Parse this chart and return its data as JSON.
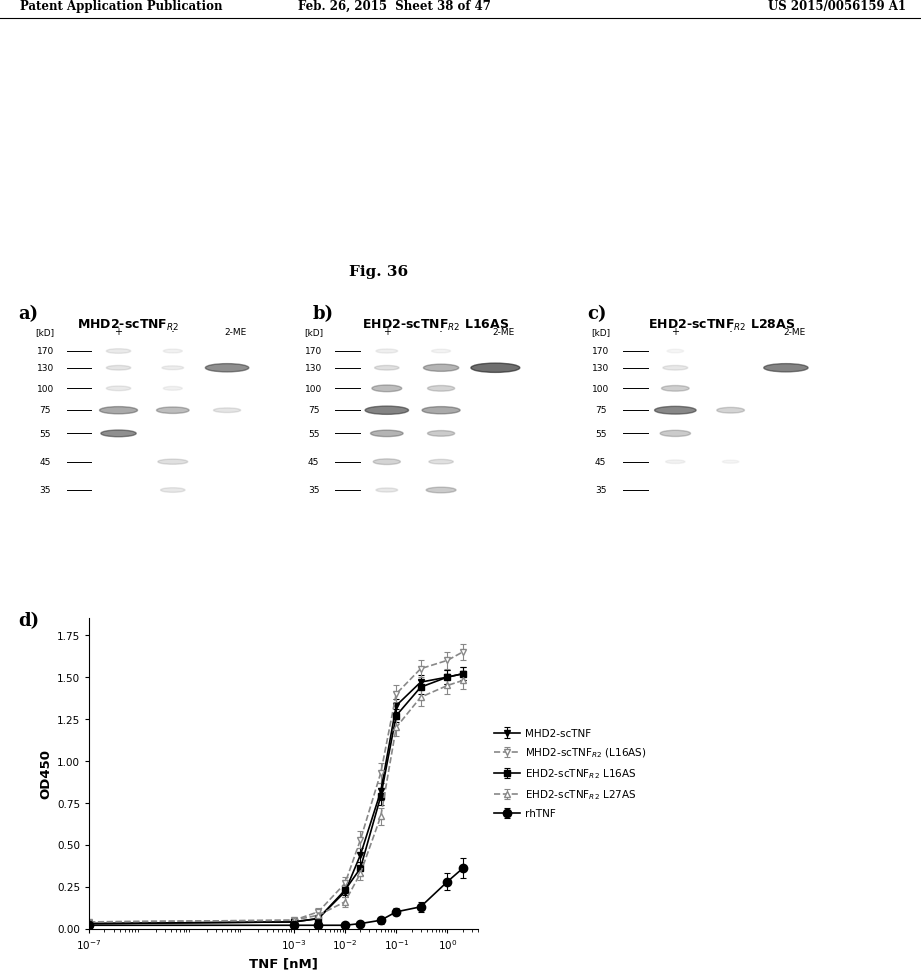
{
  "header_left": "Patent Application Publication",
  "header_mid": "Feb. 26, 2015  Sheet 38 of 47",
  "header_right": "US 2015/0056159 A1",
  "fig_label": "Fig. 36",
  "ylabel_d": "OD450",
  "xlabel_d": "TNF [nM]",
  "yticks_d": [
    0.0,
    0.25,
    0.5,
    0.75,
    1.0,
    1.25,
    1.5,
    1.75
  ],
  "series_MHD2_scTNF": {
    "x": [
      1e-07,
      0.001,
      0.003,
      0.01,
      0.02,
      0.05,
      0.1,
      0.3,
      1.0,
      2.0
    ],
    "y": [
      0.03,
      0.04,
      0.06,
      0.22,
      0.44,
      0.82,
      1.33,
      1.47,
      1.5,
      1.52
    ],
    "yerr": [
      0.01,
      0.01,
      0.02,
      0.03,
      0.04,
      0.05,
      0.04,
      0.04,
      0.04,
      0.04
    ],
    "color": "#000000",
    "marker": "v",
    "linestyle": "-",
    "markersize": 5,
    "linewidth": 1.2
  },
  "series_MHD2_scTNFR2_L16AS": {
    "x": [
      1e-07,
      0.001,
      0.003,
      0.01,
      0.02,
      0.05,
      0.1,
      0.3,
      1.0,
      2.0
    ],
    "y": [
      0.04,
      0.05,
      0.1,
      0.27,
      0.53,
      0.93,
      1.4,
      1.55,
      1.6,
      1.65
    ],
    "yerr": [
      0.01,
      0.01,
      0.02,
      0.04,
      0.05,
      0.06,
      0.05,
      0.05,
      0.05,
      0.05
    ],
    "color": "#888888",
    "marker": "v",
    "linestyle": "--",
    "markersize": 5,
    "linewidth": 1.2,
    "markerfacecolor": "white"
  },
  "series_EHD2_scTNFR2_L16AS": {
    "x": [
      1e-07,
      0.001,
      0.003,
      0.01,
      0.02,
      0.05,
      0.1,
      0.3,
      1.0,
      2.0
    ],
    "y": [
      0.03,
      0.04,
      0.06,
      0.23,
      0.36,
      0.79,
      1.27,
      1.44,
      1.5,
      1.52
    ],
    "yerr": [
      0.01,
      0.01,
      0.02,
      0.03,
      0.04,
      0.05,
      0.04,
      0.04,
      0.04,
      0.04
    ],
    "color": "#000000",
    "marker": "s",
    "linestyle": "-",
    "markersize": 5,
    "linewidth": 1.2
  },
  "series_EHD2_scTNFR2_L27AS": {
    "x": [
      1e-07,
      0.001,
      0.003,
      0.01,
      0.02,
      0.05,
      0.1,
      0.3,
      1.0,
      2.0
    ],
    "y": [
      0.04,
      0.05,
      0.08,
      0.16,
      0.33,
      0.67,
      1.2,
      1.38,
      1.45,
      1.48
    ],
    "yerr": [
      0.01,
      0.01,
      0.02,
      0.03,
      0.04,
      0.05,
      0.05,
      0.05,
      0.05,
      0.05
    ],
    "color": "#888888",
    "marker": "^",
    "linestyle": "--",
    "markersize": 5,
    "linewidth": 1.2,
    "markerfacecolor": "white"
  },
  "series_rhTNF": {
    "x": [
      1e-07,
      0.001,
      0.003,
      0.01,
      0.02,
      0.05,
      0.1,
      0.3,
      1.0,
      2.0
    ],
    "y": [
      0.02,
      0.02,
      0.02,
      0.02,
      0.03,
      0.05,
      0.1,
      0.13,
      0.28,
      0.36
    ],
    "yerr": [
      0.01,
      0.01,
      0.01,
      0.01,
      0.01,
      0.02,
      0.02,
      0.03,
      0.05,
      0.06
    ],
    "color": "#000000",
    "marker": "o",
    "linestyle": "-",
    "markersize": 6,
    "linewidth": 1.2
  },
  "background_color": "#ffffff"
}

§

#### [EXERCISE TASK]
Without the pictures, restate all of the entries above verbatim.

#### [EXERCISE RESPONSE]
Parse this chart and return its data as JSON.
{
  "header_left": "Patent Application Publication",
  "header_mid": "Feb. 26, 2015  Sheet 38 of 47",
  "header_right": "US 2015/0056159 A1",
  "fig_label": "Fig. 36",
  "ylabel_d": "OD450",
  "xlabel_d": "TNF [nM]",
  "yticks_d": [
    0.0,
    0.25,
    0.5,
    0.75,
    1.0,
    1.25,
    1.5,
    1.75
  ],
  "series_MHD2_scTNF": {
    "x": [
      1e-07,
      0.001,
      0.003,
      0.01,
      0.02,
      0.05,
      0.1,
      0.3,
      1.0,
      2.0
    ],
    "y": [
      0.03,
      0.04,
      0.06,
      0.22,
      0.44,
      0.82,
      1.33,
      1.47,
      1.5,
      1.52
    ],
    "yerr": [
      0.01,
      0.01,
      0.02,
      0.03,
      0.04,
      0.05,
      0.04,
      0.04,
      0.04,
      0.04
    ],
    "color": "#000000",
    "marker": "v",
    "linestyle": "-",
    "markersize": 5,
    "linewidth": 1.2
  },
  "series_MHD2_scTNFR2_L16AS": {
    "x": [
      1e-07,
      0.001,
      0.003,
      0.01,
      0.02,
      0.05,
      0.1,
      0.3,
      1.0,
      2.0
    ],
    "y": [
      0.04,
      0.05,
      0.1,
      0.27,
      0.53,
      0.93,
      1.4,
      1.55,
      1.6,
      1.65
    ],
    "yerr": [
      0.01,
      0.01,
      0.02,
      0.04,
      0.05,
      0.06,
      0.05,
      0.05,
      0.05,
      0.05
    ],
    "color": "#888888",
    "marker": "v",
    "linestyle": "--",
    "markersize": 5,
    "linewidth": 1.2,
    "markerfacecolor": "white"
  },
  "series_EHD2_scTNFR2_L16AS": {
    "x": [
      1e-07,
      0.001,
      0.003,
      0.01,
      0.02,
      0.05,
      0.1,
      0.3,
      1.0,
      2.0
    ],
    "y": [
      0.03,
      0.04,
      0.06,
      0.23,
      0.36,
      0.79,
      1.27,
      1.44,
      1.5,
      1.52
    ],
    "yerr": [
      0.01,
      0.01,
      0.02,
      0.03,
      0.04,
      0.05,
      0.04,
      0.04,
      0.04,
      0.04
    ],
    "color": "#000000",
    "marker": "s",
    "linestyle": "-",
    "markersize": 5,
    "linewidth": 1.2
  },
  "series_EHD2_scTNFR2_L27AS": {
    "x": [
      1e-07,
      0.001,
      0.003,
      0.01,
      0.02,
      0.05,
      0.1,
      0.3,
      1.0,
      2.0
    ],
    "y": [
      0.04,
      0.05,
      0.08,
      0.16,
      0.33,
      0.67,
      1.2,
      1.38,
      1.45,
      1.48
    ],
    "yerr": [
      0.01,
      0.01,
      0.02,
      0.03,
      0.04,
      0.05,
      0.05,
      0.05,
      0.05,
      0.05
    ],
    "color": "#888888",
    "marker": "^",
    "linestyle": "--",
    "markersize": 5,
    "linewidth": 1.2,
    "markerfacecolor": "white"
  },
  "series_rhTNF": {
    "x": [
      1e-07,
      0.001,
      0.003,
      0.01,
      0.02,
      0.05,
      0.1,
      0.3,
      1.0,
      2.0
    ],
    "y": [
      0.02,
      0.02,
      0.02,
      0.02,
      0.03,
      0.05,
      0.1,
      0.13,
      0.28,
      0.36
    ],
    "yerr": [
      0.01,
      0.01,
      0.01,
      0.01,
      0.01,
      0.02,
      0.02,
      0.03,
      0.05,
      0.06
    ],
    "color": "#000000",
    "marker": "o",
    "linestyle": "-",
    "markersize": 6,
    "linewidth": 1.2
  },
  "background_color": "#ffffff"
}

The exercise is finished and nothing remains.